*Direction*:
In the support vector machines text, write out the stretch from "How they work" through "should be chosen." word for word.

Support Vector Machines (SVM) are supervised learning methods primarily used for classification problems. Their purpose is to create a model based on a set of data points and their class affiliation, which accurately determines the class of new data points. SVMs are versatile and are applied in areas such as text and image classification.
For an introduction to the topic of classification, the blog post “Classification in Machine Learning” by Sebastian Müller is recommended. Although SVMs can handle data in any dimensional space, the following examples are limited to 2-dimensional or 3-dimensional data for simplified visualization.
How they work
The basic principle of SVMs follows a surprisingly simple approach: It aims to find a plane—known as the separating hyperplane—that separates data points according to their class affiliation. In the following 2-dimensional example (Fig. 1), the hyperplane is simply a line that should separate the red and blue points from each other. To determine the class of a new data point, it is sufficient to check on which side of the hyperplane the point lies. Since there are theoretically infinite possible hyperplanes, the question arises of how exactly this plane should be chosen.

*Data listing*:

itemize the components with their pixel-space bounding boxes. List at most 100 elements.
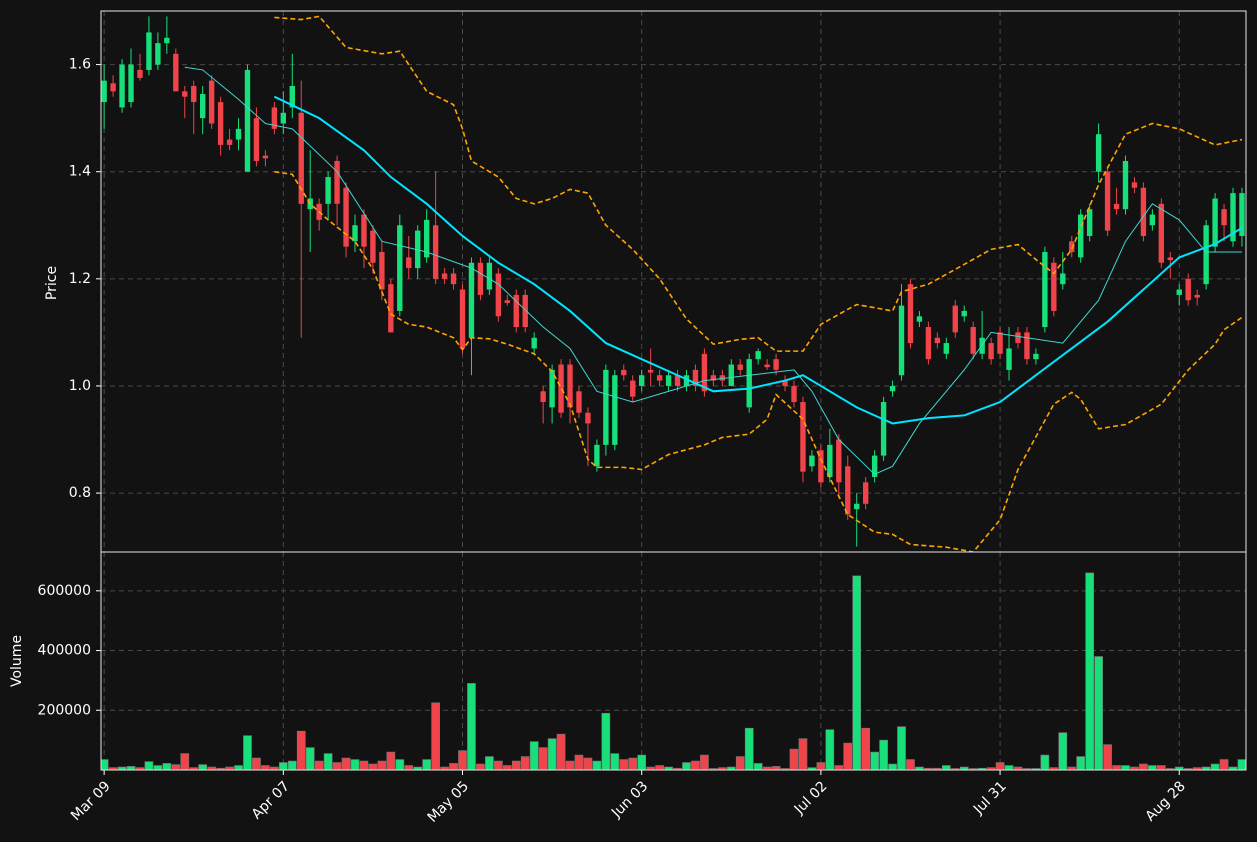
candle-body: [1212, 198, 1218, 247]
candle-body: [1158, 203, 1165, 263]
candle-body: [531, 337, 537, 349]
volume-bar: [234, 765, 243, 770]
volume-bar: [305, 747, 315, 770]
volume-bar: [986, 767, 996, 770]
volume-bar: [350, 759, 360, 770]
volume-bar: [1210, 763, 1220, 770]
candle-body: [576, 391, 582, 413]
line-series: [273, 95, 1243, 425]
y-tick-label: 600000: [38, 583, 91, 599]
volume-bar: [323, 753, 333, 770]
candle-body: [208, 80, 215, 124]
candle-body: [1086, 209, 1093, 236]
candle-body: [1122, 160, 1129, 210]
candle-body: [827, 444, 833, 478]
volume-bar: [180, 753, 190, 770]
candle-body: [379, 252, 385, 290]
volume-bar: [592, 760, 602, 770]
volume-bar: [243, 735, 252, 770]
volume-bar: [108, 767, 118, 770]
y-axis-label: Volume: [9, 635, 25, 687]
line-series: [274, 15, 1243, 352]
y-tick-label: 0.8: [69, 485, 91, 501]
candle-body: [397, 225, 403, 311]
y-tick-label: 400000: [38, 643, 91, 659]
candle-body: [137, 69, 143, 78]
volume-bar: [1148, 765, 1157, 770]
candle-body: [889, 385, 896, 392]
volume-bar: [296, 730, 306, 770]
candle-body: [235, 128, 242, 140]
y-axis-label: Price: [44, 266, 60, 300]
volume-bar: [1219, 759, 1229, 770]
candle-body: [970, 327, 976, 354]
candle-body: [1078, 214, 1084, 258]
volume-bar: [843, 742, 853, 770]
candle-body: [647, 369, 654, 373]
candle-body: [907, 284, 914, 344]
candle-body: [1051, 262, 1057, 311]
candle-body: [621, 369, 627, 376]
candle-body: [1024, 332, 1030, 360]
candle-body: [352, 225, 358, 242]
candle-body: [423, 219, 430, 258]
candle-body: [217, 102, 224, 145]
volume-bar: [1237, 759, 1246, 770]
candle-body: [298, 112, 304, 204]
volume-bar: [1094, 656, 1103, 770]
candle-body: [692, 369, 699, 386]
volume-bar: [171, 764, 181, 770]
volume-bar: [1192, 767, 1202, 770]
candle-body: [540, 391, 546, 403]
volume-bar: [395, 759, 405, 770]
line-series: [274, 170, 1243, 552]
volume-bar: [565, 760, 575, 770]
volume-bar: [655, 765, 664, 770]
y-tick-label: 1.6: [69, 57, 91, 73]
candle-body: [567, 364, 573, 408]
volume-bar: [601, 712, 611, 770]
volume-bar: [485, 756, 494, 770]
volume-bar: [1157, 765, 1166, 770]
volume-bar: [1103, 744, 1112, 770]
volume-bar: [1076, 756, 1086, 770]
candle-body: [665, 375, 672, 386]
candle-body: [1104, 171, 1111, 231]
volume-bar: [816, 762, 826, 770]
candle-body: [522, 294, 528, 328]
x-tick-label: May 05: [425, 778, 473, 826]
candle-body: [603, 369, 609, 445]
candle-body: [1113, 203, 1120, 210]
volume-bar: [153, 765, 163, 770]
y-tick-label: 1.0: [69, 378, 91, 394]
line-series: [184, 66, 1242, 475]
candle-body: [325, 177, 331, 204]
candle-body: [683, 375, 690, 386]
volume-bar: [897, 726, 906, 770]
candle-body: [630, 380, 636, 397]
candle-body: [782, 380, 788, 386]
volume-bar: [520, 756, 530, 770]
volume-bar: [610, 753, 620, 770]
candle-body: [1203, 225, 1209, 285]
y-tick-label: 1.2: [69, 271, 91, 287]
candle-body: [979, 337, 985, 354]
candle-body: [262, 155, 269, 159]
candle-body: [388, 284, 394, 333]
candle-body: [164, 37, 170, 44]
candle-body: [146, 32, 152, 70]
candle-body: [1239, 193, 1245, 236]
volume-bar: [386, 751, 396, 770]
volume-bar: [825, 729, 835, 770]
volume-bar: [628, 757, 638, 770]
volume-bar: [753, 763, 763, 770]
volume-bar: [583, 757, 593, 770]
candle-body: [880, 402, 887, 456]
candle-body: [809, 455, 815, 467]
volume-bar: [798, 738, 808, 770]
volume-bar: [619, 759, 629, 770]
candle-body: [701, 353, 708, 392]
candle-body: [1069, 241, 1075, 253]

*Response to the exercise*:
How they work
The basic principle of SVMs follows a surprisingly simple approach: It aims to find a plane—known as the separating hyperplane—that separates data points according to their class affiliation. In the following 2-dimensional example (Fig. 1), the hyperplane is simply a line that should separate the red and blue points from each other. To determine the class of a new data point, it is sufficient to check on which side of the hyperplane the point lies. Since there are theoretically infinite possible hyperplanes, the question arises of how exactly this plane should be chosen.